§ **AIM**
What number of lines in the material contain the word "краевой"? Give that number alone.

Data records
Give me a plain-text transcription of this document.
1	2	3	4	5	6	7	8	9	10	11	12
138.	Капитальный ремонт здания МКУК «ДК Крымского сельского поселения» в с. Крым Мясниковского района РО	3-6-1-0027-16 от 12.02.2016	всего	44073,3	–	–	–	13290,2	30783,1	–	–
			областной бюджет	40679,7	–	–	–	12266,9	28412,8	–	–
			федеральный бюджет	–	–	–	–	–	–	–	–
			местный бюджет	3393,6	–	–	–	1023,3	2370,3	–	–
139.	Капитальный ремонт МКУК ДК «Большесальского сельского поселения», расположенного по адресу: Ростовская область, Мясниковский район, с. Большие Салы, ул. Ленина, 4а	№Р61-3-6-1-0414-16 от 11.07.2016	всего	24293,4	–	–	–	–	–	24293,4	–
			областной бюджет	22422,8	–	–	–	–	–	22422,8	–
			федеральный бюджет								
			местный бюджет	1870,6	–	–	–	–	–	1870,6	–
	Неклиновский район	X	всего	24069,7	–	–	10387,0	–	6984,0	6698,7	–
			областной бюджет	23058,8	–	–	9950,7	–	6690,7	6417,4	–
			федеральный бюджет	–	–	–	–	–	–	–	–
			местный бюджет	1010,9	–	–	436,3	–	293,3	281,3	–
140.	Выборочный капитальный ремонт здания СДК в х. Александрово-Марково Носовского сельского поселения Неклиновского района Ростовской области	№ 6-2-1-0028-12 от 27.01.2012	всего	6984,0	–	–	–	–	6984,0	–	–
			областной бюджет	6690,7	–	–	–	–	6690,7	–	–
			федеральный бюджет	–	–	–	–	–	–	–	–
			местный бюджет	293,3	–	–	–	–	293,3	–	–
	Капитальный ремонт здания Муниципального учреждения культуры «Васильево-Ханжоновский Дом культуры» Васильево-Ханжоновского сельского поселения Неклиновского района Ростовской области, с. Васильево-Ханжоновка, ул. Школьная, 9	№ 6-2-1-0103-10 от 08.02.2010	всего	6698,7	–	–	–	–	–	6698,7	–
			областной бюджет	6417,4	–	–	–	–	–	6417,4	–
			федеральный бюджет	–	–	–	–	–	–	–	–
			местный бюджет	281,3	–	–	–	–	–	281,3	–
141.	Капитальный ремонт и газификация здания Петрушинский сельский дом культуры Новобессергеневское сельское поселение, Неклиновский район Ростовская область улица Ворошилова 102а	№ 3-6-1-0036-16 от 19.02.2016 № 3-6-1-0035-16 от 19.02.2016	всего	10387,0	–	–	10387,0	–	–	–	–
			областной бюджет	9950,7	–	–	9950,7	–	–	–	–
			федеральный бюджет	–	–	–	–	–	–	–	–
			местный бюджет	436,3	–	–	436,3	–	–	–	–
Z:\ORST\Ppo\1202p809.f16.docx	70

* * *

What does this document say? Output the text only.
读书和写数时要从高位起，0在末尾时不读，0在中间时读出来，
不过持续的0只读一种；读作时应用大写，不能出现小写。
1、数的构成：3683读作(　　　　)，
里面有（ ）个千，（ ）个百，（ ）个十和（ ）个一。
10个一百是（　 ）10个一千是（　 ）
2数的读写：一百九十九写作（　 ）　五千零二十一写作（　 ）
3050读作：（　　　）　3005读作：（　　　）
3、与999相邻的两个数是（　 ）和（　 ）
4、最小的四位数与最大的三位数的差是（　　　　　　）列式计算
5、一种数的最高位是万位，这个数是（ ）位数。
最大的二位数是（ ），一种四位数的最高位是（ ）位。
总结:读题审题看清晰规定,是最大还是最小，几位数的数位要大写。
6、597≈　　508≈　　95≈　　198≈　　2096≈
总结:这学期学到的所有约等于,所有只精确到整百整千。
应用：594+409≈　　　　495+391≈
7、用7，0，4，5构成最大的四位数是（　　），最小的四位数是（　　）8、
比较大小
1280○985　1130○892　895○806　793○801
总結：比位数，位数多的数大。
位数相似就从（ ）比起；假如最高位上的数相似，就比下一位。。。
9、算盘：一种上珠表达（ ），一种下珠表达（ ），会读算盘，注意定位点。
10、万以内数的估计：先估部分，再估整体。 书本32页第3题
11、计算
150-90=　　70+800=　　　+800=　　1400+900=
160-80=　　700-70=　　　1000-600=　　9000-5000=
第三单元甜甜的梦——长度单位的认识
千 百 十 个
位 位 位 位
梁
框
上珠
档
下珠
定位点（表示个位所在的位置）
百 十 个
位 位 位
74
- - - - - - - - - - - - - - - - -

...

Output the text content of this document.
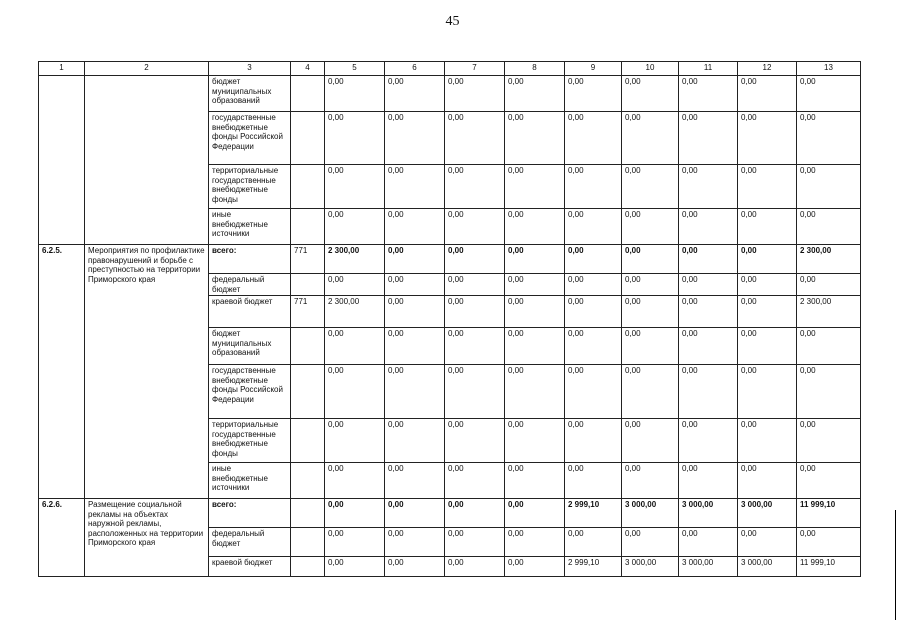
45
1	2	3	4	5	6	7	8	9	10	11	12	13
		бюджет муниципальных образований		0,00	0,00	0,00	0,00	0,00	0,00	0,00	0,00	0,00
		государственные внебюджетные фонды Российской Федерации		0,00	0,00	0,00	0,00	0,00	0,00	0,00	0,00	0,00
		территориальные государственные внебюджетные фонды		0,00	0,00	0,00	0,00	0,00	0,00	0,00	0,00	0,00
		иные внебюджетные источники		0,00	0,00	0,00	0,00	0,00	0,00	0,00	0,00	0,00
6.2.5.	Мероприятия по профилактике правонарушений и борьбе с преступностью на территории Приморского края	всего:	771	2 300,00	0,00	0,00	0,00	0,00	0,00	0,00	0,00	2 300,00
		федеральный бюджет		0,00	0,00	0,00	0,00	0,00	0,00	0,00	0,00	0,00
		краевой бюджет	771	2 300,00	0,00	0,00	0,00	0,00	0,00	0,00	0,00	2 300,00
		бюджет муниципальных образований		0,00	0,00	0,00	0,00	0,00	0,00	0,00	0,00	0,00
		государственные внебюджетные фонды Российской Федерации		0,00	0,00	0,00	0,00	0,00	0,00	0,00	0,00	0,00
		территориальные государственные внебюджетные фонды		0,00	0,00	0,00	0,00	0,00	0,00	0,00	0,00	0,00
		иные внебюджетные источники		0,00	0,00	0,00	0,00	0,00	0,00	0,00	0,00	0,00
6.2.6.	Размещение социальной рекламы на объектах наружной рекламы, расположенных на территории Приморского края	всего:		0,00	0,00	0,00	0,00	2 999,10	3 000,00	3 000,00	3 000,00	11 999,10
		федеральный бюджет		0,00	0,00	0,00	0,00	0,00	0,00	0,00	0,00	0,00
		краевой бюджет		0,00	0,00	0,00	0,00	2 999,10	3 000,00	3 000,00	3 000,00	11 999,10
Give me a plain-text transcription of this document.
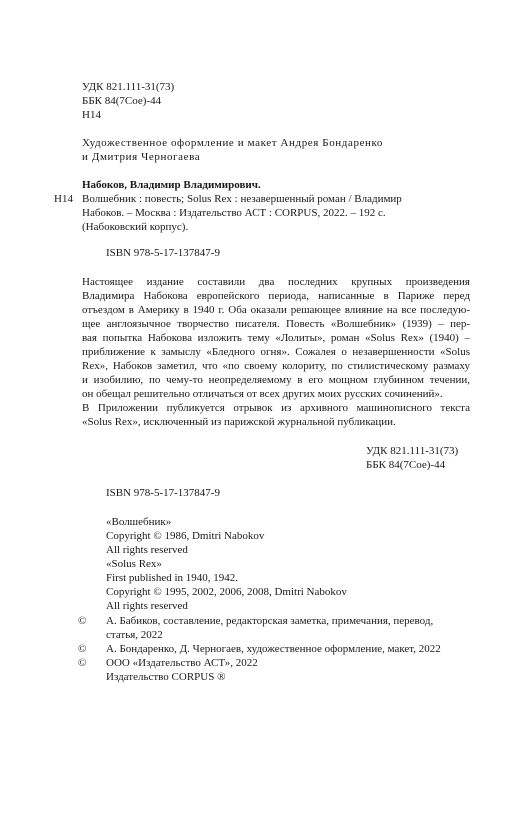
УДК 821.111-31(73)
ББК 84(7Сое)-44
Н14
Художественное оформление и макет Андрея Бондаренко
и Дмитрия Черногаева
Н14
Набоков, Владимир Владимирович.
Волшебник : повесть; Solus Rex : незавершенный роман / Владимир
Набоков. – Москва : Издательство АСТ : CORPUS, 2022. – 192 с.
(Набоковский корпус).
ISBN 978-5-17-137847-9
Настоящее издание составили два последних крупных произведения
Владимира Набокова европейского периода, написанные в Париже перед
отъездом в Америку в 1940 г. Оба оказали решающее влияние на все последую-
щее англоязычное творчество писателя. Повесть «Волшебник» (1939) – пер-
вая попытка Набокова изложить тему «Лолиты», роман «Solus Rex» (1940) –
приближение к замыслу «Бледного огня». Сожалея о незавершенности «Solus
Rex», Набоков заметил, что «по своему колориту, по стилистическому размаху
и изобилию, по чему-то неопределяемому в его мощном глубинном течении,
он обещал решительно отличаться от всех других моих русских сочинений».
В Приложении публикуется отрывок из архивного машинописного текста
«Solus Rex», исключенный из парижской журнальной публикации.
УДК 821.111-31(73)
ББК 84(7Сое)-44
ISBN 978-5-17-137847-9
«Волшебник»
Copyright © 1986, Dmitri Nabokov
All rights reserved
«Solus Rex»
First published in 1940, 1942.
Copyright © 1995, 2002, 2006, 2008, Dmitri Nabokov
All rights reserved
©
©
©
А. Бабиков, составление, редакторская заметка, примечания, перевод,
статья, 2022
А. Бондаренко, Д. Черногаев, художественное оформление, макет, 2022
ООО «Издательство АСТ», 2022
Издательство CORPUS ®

§ **RESPONSE BELOW**
2